## [WHAT TO PRODUCE]
What follows is a set of records; repeat all of them exactly.

## [DATA SUPPLIED]
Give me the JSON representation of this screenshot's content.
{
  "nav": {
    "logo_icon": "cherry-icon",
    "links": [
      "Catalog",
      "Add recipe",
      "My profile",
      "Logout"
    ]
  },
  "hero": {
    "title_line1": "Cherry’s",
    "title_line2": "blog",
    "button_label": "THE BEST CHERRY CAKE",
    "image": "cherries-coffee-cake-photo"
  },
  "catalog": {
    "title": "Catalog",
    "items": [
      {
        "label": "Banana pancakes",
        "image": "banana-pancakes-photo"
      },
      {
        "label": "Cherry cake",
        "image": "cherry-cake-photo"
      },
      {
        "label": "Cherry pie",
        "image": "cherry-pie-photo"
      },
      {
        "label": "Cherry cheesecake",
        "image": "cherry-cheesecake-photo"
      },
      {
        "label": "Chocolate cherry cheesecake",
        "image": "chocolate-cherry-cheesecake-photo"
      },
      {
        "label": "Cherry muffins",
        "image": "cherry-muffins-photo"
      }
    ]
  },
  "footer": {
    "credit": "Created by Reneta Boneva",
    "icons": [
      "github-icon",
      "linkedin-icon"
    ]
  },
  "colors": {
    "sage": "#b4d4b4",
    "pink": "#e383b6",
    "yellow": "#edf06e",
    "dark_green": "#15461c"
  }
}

## [TASK RESPONSE]
Give me the JSON representation of this screenshot's content.
{
  "nav": {
    "logo_icon": "cherry-icon",
    "links": [
      "Catalog",
      "Add recipe",
      "My profile",
      "Logout"
    ]
  },
  "hero": {
    "title_line1": "Cherry’s",
    "title_line2": "blog",
    "button_label": "THE BEST CHERRY CAKE",
    "image": "cherries-coffee-cake-photo"
  },
  "catalog": {
    "title": "Catalog",
    "items": [
      {
        "label": "Banana pancakes",
        "image": "banana-pancakes-photo"
      },
      {
        "label": "Cherry cake",
        "image": "cherry-cake-photo"
      },
      {
        "label": "Cherry pie",
        "image": "cherry-pie-photo"
      },
      {
        "label": "Cherry cheesecake",
        "image": "cherry-cheesecake-photo"
      },
      {
        "label": "Chocolate cherry cheesecake",
        "image": "chocolate-cherry-cheesecake-photo"
      },
      {
        "label": "Cherry muffins",
        "image": "cherry-muffins-photo"
      }
    ]
  },
  "footer": {
    "credit": "Created by Reneta Boneva",
    "icons": [
      "github-icon",
      "linkedin-icon"
    ]
  },
  "colors": {
    "sage": "#b4d4b4",
    "pink": "#e383b6",
    "yellow": "#edf06e",
    "dark_green": "#15461c"
  }
}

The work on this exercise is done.